## To do
The answer is the full set of records, given again exactly and without images.

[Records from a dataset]
# # # #

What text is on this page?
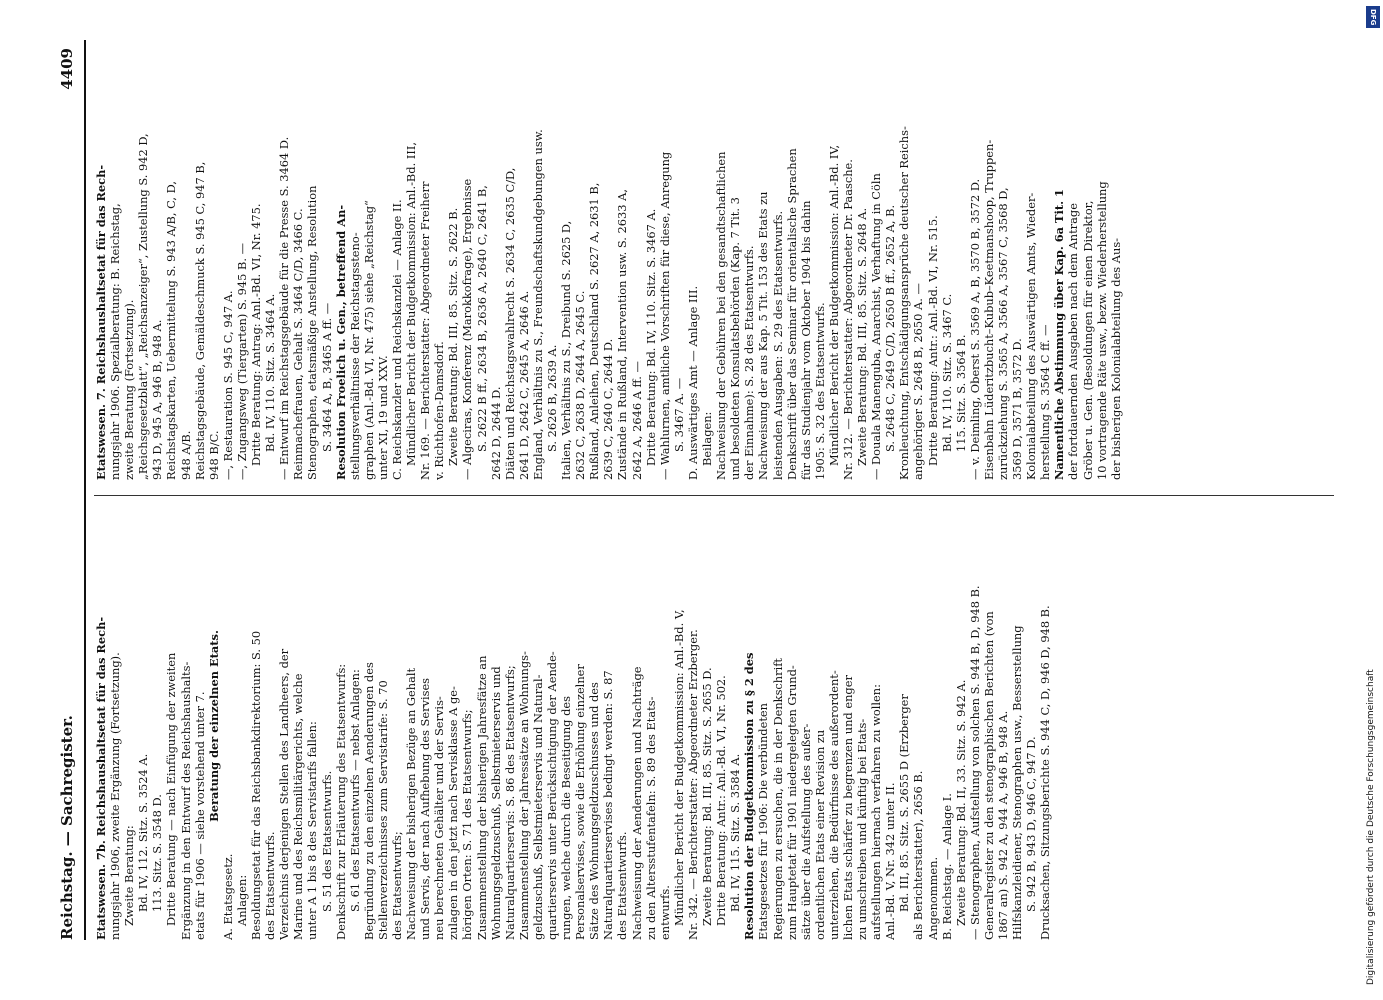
Reichstag. — Sachregister.
4409
Etatswesen. 7b. Reichshaushaltsetat für das Rech- nungsjahr 1906, zweite Ergänzung (Fortsetzung). Zweite Beratung: Bd. IV, 112. Sitz. S. 3524 A. 113. Sitz. S. 3548 D. Dritte Beratung — nach Einfügung der zweiten Ergänzung in den Entwurf des Reichshaushalts- etats für 1906 — siehe vorstehend unter 7. Beratung der einzelnen Etats.
A. Etatsgesetz. Anlagen: Besoldungsetat für das Reichsbankdirektorium: S. 50 des Etatsentwurfs. Verzeichnis derjenigen Stellen des Landheers, der Marine und des Reichsmilitärgerichts, welche unter A 1 bis 8 des Servistarifs fallen: S. 51 des Etatsentwurfs. Denkschrift zur Erläuterung des Etatsentwurfs: S. 61 des Etatsentwurfs — nebst Anlagen: Begründung zu den einzelnen Aenderungen des Stellenverzeichnisses zum Servistarife: S. 70 des Etatsentwurfs; Nachweisung der bisherigen Bezüge an Gehalt und Servis, der nach Aufhebung des Servises neu berechneten Gehälter und der Servis- zulagen in den jetzt nach Servisklasse A ge- hörigen Orten: S. 71 des Etatsentwurfs; Zusammenstellung der bisherigen Jahresfätze an Wohnungsgeldzuschuß, Selbstmieterservis und Naturalquartierservis: S. 86 des Etatsentwurfs; Zusammenstellung der Jahressätze an Wohnungs- geldzuschuß, Selbstmieterservis und Natural- quartierservis unter Berücksichtigung der Aende- rungen, welche durch die Beseitigung des Personalservises, sowie die Erhöhung einzelner Sätze des Wohnungsgeldzuschusses und des Naturalquartierservises bedingt werden: S. 87 des Etatsentwurfs. Nachweisung der Aenderungen und Nachträge zu den Altersstufentafeln: S. 89 des Etats- entwurfs. Mündlicher Bericht der Budgetkommission: Anl.-Bd. V, Nr. 342. — Berichterstatter: Abgeordneter Erzberger. Zweite Beratung: Bd. III, 85. Sitz. S. 2655 D. Dritte Beratung: Antr.: Anl.-Bd. VI, Nr. 502. Bd. IV, 115. Sitz. S. 3584 A. Resolution der Budgetkommission zu § 2 des Etatsgesetzes für 1906: Die verbündeten Regierungen zu ersuchen, die in der Denkschrift zum Hauptetat für 1901 niedergelegten Grund- sätze über die Aufstellung des außer- ordentlichen Etats einer Revision zu unterziehen, die Bedürfnisse des außerordent- lichen Etats schärfer zu begrenzen und enger zu umschreiben und künftig bei Etats- aufstellungen hiernach verfahren zu wollen: Anl.-Bd. V, Nr. 342 unter II. Bd. III, 85. Sitz. S. 2655 D (Erzberger als Berichterstatter), 2656 B. Angenommen. B. Reichstag. — Anlage I. Zweite Beratung: Bd. II, 33. Sitz. S. 942 A. — Stenographen, Aufstellung von solchen S. 944 B, D, 948 B. Generalregister zu den stenographischen Berichten (von 1867 an) S. 942 A, 944 A, 946 B, 948 A. Hilfskanzleidiener, Stenographen usw., Besserstellung S. 942 B, 943 D, 946 C, 947 D. Drucksachen, Sitzungsberichte S. 944 C, D, 946 D, 948 B.
Etatswesen. 7. Reichshaushaltsetat für das Rech- nungsjahr 1906. Spezialberatung: B. Reichstag, zweite Beratung (Fortsetzung). „Reichsgesetzblatt“, „Reichsanzeiger“, Zustellung S. 942 D, 943 D, 945 A, 946 B, 948 A. Reichstagskarten, Uebermittelung S. 943 A/B, C, D, 948 A/B. Reichstagsgebäude, Gemäldeschmuck S. 945 C, 947 B, 948 B/C. —, Restauration S. 945 C, 947 A. —, Zugangsweg (Tiergarten) S. 945 B. — Dritte Beratung: Antrag: Anl.-Bd. VI, Nr. 475. Bd. IV, 110. Sitz. S. 3464 A. — Entwurf im Reichstagsgebäude für die Presse S. 3464 D. Reinmachefrauen, Gehalt S. 3464 C/D, 3466 C. Stenographen, etatsmäßige Anstellung, Resolution S. 3464 A, B, 3465 A ff. — Resolution Froelich u. Gen., betreffend An- stellungsverhältnisse der Reichstagssteno- graphen (Anl.-Bd. VI, Nr. 475) siehe „Reichstag“ unter XI, 19 und XXV. C. Reichskanzler und Reichskanzlei — Anlage II. Mündlicher Bericht der Budgetkommission: Anl.-Bd. III, Nr. 169. — Berichterstatter: Abgeordneter Freiherr v. Richthofen-Damsdorf. Zweite Beratung: Bd. III, 85. Sitz. S. 2622 B. — Algeciras, Konferenz (Marokkofrage), Ergebnisse S. 2622 B ff., 2634 B, 2636 A, 2640 C, 2641 B, 2642 D, 2644 D. Diäten und Reichstagswahlrecht S. 2634 C, 2635 C/D, 2641 D, 2642 C, 2645 A, 2646 A. England, Verhältnis zu S., Freundschaftskundgebungen usw. S. 2626 B, 2639 A. Italien, Verhältnis zu S., Dreibund S. 2625 D, 2632 C, 2638 D, 2644 A, 2645 C. Rußland, Anleihen, Deutschland S. 2627 A, 2631 B, 2639 C, 2640 C, 2644 D. Zustände in Rußland, Intervention usw. S. 2633 A, 2642 A, 2646 A ff. — Dritte Beratung: Bd. IV, 110. Sitz. S. 3467 A. — Wahlurnen, amtliche Vorschriften für diese, Anregung S. 3467 A. — D. Auswärtiges Amt — Anlage III. Beilagen: Nachweisung der Gebühren bei den gesandtschaftlichen und besoldeten Konsulatsbehörden (Kap. 7 Tit. 3 der Einnahme): S. 28 des Etatsentwurfs. Nachweisung der aus Kap. 5 Tit. 153 des Etats zu leistenden Ausgaben: S. 29 des Etatsentwurfs. Denkschrift über das Seminar für orientalische Sprachen für das Studienjahr vom Oktober 1904 bis dahin 1905: S. 32 des Etatsentwurfs. Mündlicher Bericht der Budgetkommission: Anl.-Bd. IV, Nr. 312. — Berichterstatter: Abgeordneter Dr. Paasche. Zweite Beratung: Bd. III, 85. Sitz. S. 2648 A. — Douala Manenguba, Anarchist, Verhaftung in Cöln S. 2648 C, 2649 C/D, 2650 B ff., 2652 A, B. Kronleuchtung, Entschädigungsansprüche deutscher Reichs- angehöriger S. 2648 B, 2650 A. — Dritte Beratung: Antr.: Anl.-Bd. VI, Nr. 515. Bd. IV, 110. Sitz. S. 3467 C. 115. Sitz. S. 3564 B. — v. Deimling, Oberst S. 3569 A, B, 3570 B, 3572 D. Eisenbahn Lüderitzbucht–Kubub–Keetmanshoop, Truppen- zurückziehung S. 3565 A, 3566 A, 3567 C, 3568 D, 3569 D, 3571 B, 3572 D. Kolonialabteilung des Auswärtigen Amts, Wieder- herstellung S. 3564 C ff. — Namentliche Abstimmung über Kap. 6a Tit. 1 der fortdauernden Ausgaben nach dem Antrage Gröber u. Gen. (Besoldungen für einen Direktor, 10 vortragende Räte usw., bezw. Wiederherstellung der bisherigen Kolonialabteilung des Aus-
DFG
Digitalisierung gefördert durch die Deutsche Forschungsgemeinschaft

# # # #

## Answer space
What text is on this page?
Reichstag. — Sachregister.
4409
Etatswesen. 7b. Reichshaushaltsetat für das Rech- nungsjahr 1906, zweite Ergänzung (Fortsetzung). Zweite Beratung: Bd. IV, 112. Sitz. S. 3524 A. 113. Sitz. S. 3548 D. Dritte Beratung — nach Einfügung der zweiten Ergänzung in den Entwurf des Reichshaushalts- etats für 1906 — siehe vorstehend unter 7. Beratung der einzelnen Etats.
A. Etatsgesetz. Anlagen: Besoldungsetat für das Reichsbankdirektorium: S. 50 des Etatsentwurfs. Verzeichnis derjenigen Stellen des Landheers, der Marine und des Reichsmilitärgerichts, welche unter A 1 bis 8 des Servistarifs fallen: S. 51 des Etatsentwurfs. Denkschrift zur Erläuterung des Etatsentwurfs: S. 61 des Etatsentwurfs — nebst Anlagen: Begründung zu den einzelnen Aenderungen des Stellenverzeichnisses zum Servistarife: S. 70 des Etatsentwurfs; Nachweisung der bisherigen Bezüge an Gehalt und Servis, der nach Aufhebung des Servises neu berechneten Gehälter und der Servis- zulagen in den jetzt nach Servisklasse A ge- hörigen Orten: S. 71 des Etatsentwurfs; Zusammenstellung der bisherigen Jahresfätze an Wohnungsgeldzuschuß, Selbstmieterservis und Naturalquartierservis: S. 86 des Etatsentwurfs; Zusammenstellung der Jahressätze an Wohnungs- geldzuschuß, Selbstmieterservis und Natural- quartierservis unter Berücksichtigung der Aende- rungen, welche durch die Beseitigung des Personalservises, sowie die Erhöhung einzelner Sätze des Wohnungsgeldzuschusses und des Naturalquartierservises bedingt werden: S. 87 des Etatsentwurfs. Nachweisung der Aenderungen und Nachträge zu den Altersstufentafeln: S. 89 des Etats- entwurfs. Mündlicher Bericht der Budgetkommission: Anl.-Bd. V, Nr. 342. — Berichterstatter: Abgeordneter Erzberger. Zweite Beratung: Bd. III, 85. Sitz. S. 2655 D. Dritte Beratung: Antr.: Anl.-Bd. VI, Nr. 502. Bd. IV, 115. Sitz. S. 3584 A. Resolution der Budgetkommission zu § 2 des Etatsgesetzes für 1906: Die verbündeten Regierungen zu ersuchen, die in der Denkschrift zum Hauptetat für 1901 niedergelegten Grund- sätze über die Aufstellung des außer- ordentlichen Etats einer Revision zu unterziehen, die Bedürfnisse des außerordent- lichen Etats schärfer zu begrenzen und enger zu umschreiben und künftig bei Etats- aufstellungen hiernach verfahren zu wollen: Anl.-Bd. V, Nr. 342 unter II. Bd. III, 85. Sitz. S. 2655 D (Erzberger als Berichterstatter), 2656 B. Angenommen. B. Reichstag. — Anlage I. Zweite Beratung: Bd. II, 33. Sitz. S. 942 A. — Stenographen, Aufstellung von solchen S. 944 B, D, 948 B. Generalregister zu den stenographischen Berichten (von 1867 an) S. 942 A, 944 A, 946 B, 948 A. Hilfskanzleidiener, Stenographen usw., Besserstellung S. 942 B, 943 D, 946 C, 947 D. Drucksachen, Sitzungsberichte S. 944 C, D, 946 D, 948 B.
Etatswesen. 7. Reichshaushaltsetat für das Rech- nungsjahr 1906. Spezialberatung: B. Reichstag, zweite Beratung (Fortsetzung). „Reichsgesetzblatt“, „Reichsanzeiger“, Zustellung S. 942 D, 943 D, 945 A, 946 B, 948 A. Reichstagskarten, Uebermittelung S. 943 A/B, C, D, 948 A/B. Reichstagsgebäude, Gemäldeschmuck S. 945 C, 947 B, 948 B/C. —, Restauration S. 945 C, 947 A. —, Zugangsweg (Tiergarten) S. 945 B. — Dritte Beratung: Antrag: Anl.-Bd. VI, Nr. 475. Bd. IV, 110. Sitz. S. 3464 A. — Entwurf im Reichstagsgebäude für die Presse S. 3464 D. Reinmachefrauen, Gehalt S. 3464 C/D, 3466 C. Stenographen, etatsmäßige Anstellung, Resolution S. 3464 A, B, 3465 A ff. — Resolution Froelich u. Gen., betreffend An- stellungsverhältnisse der Reichstagssteno- graphen (Anl.-Bd. VI, Nr. 475) siehe „Reichstag“ unter XI, 19 und XXV. C. Reichskanzler und Reichskanzlei — Anlage II. Mündlicher Bericht der Budgetkommission: Anl.-Bd. III, Nr. 169. — Berichterstatter: Abgeordneter Freiherr v. Richthofen-Damsdorf. Zweite Beratung: Bd. III, 85. Sitz. S. 2622 B. — Algeciras, Konferenz (Marokkofrage), Ergebnisse S. 2622 B ff., 2634 B, 2636 A, 2640 C, 2641 B, 2642 D, 2644 D. Diäten und Reichstagswahlrecht S. 2634 C, 2635 C/D, 2641 D, 2642 C, 2645 A, 2646 A. England, Verhältnis zu S., Freundschaftskundgebungen usw. S. 2626 B, 2639 A. Italien, Verhältnis zu S., Dreibund S. 2625 D, 2632 C, 2638 D, 2644 A, 2645 C. Rußland, Anleihen, Deutschland S. 2627 A, 2631 B, 2639 C, 2640 C, 2644 D. Zustände in Rußland, Intervention usw. S. 2633 A, 2642 A, 2646 A ff. — Dritte Beratung: Bd. IV, 110. Sitz. S. 3467 A. — Wahlurnen, amtliche Vorschriften für diese, Anregung S. 3467 A. — D. Auswärtiges Amt — Anlage III. Beilagen: Nachweisung der Gebühren bei den gesandtschaftlichen und besoldeten Konsulatsbehörden (Kap. 7 Tit. 3 der Einnahme): S. 28 des Etatsentwurfs. Nachweisung der aus Kap. 5 Tit. 153 des Etats zu leistenden Ausgaben: S. 29 des Etatsentwurfs. Denkschrift über das Seminar für orientalische Sprachen für das Studienjahr vom Oktober 1904 bis dahin 1905: S. 32 des Etatsentwurfs. Mündlicher Bericht der Budgetkommission: Anl.-Bd. IV, Nr. 312. — Berichterstatter: Abgeordneter Dr. Paasche. Zweite Beratung: Bd. III, 85. Sitz. S. 2648 A. — Douala Manenguba, Anarchist, Verhaftung in Cöln S. 2648 C, 2649 C/D, 2650 B ff., 2652 A, B. Kronleuchtung, Entschädigungsansprüche deutscher Reichs- angehöriger S. 2648 B, 2650 A. — Dritte Beratung: Antr.: Anl.-Bd. VI, Nr. 515. Bd. IV, 110. Sitz. S. 3467 C. 115. Sitz. S. 3564 B. — v. Deimling, Oberst S. 3569 A, B, 3570 B, 3572 D. Eisenbahn Lüderitzbucht–Kubub–Keetmanshoop, Truppen- zurückziehung S. 3565 A, 3566 A, 3567 C, 3568 D, 3569 D, 3571 B, 3572 D. Kolonialabteilung des Auswärtigen Amts, Wieder- herstellung S. 3564 C ff. — Namentliche Abstimmung über Kap. 6a Tit. 1 der fortdauernden Ausgaben nach dem Antrage Gröber u. Gen. (Besoldungen für einen Direktor, 10 vortragende Räte usw., bezw. Wiederherstellung der bisherigen Kolonialabteilung des Aus-
DFG
Digitalisierung gefördert durch die Deutsche Forschungsgemeinschaft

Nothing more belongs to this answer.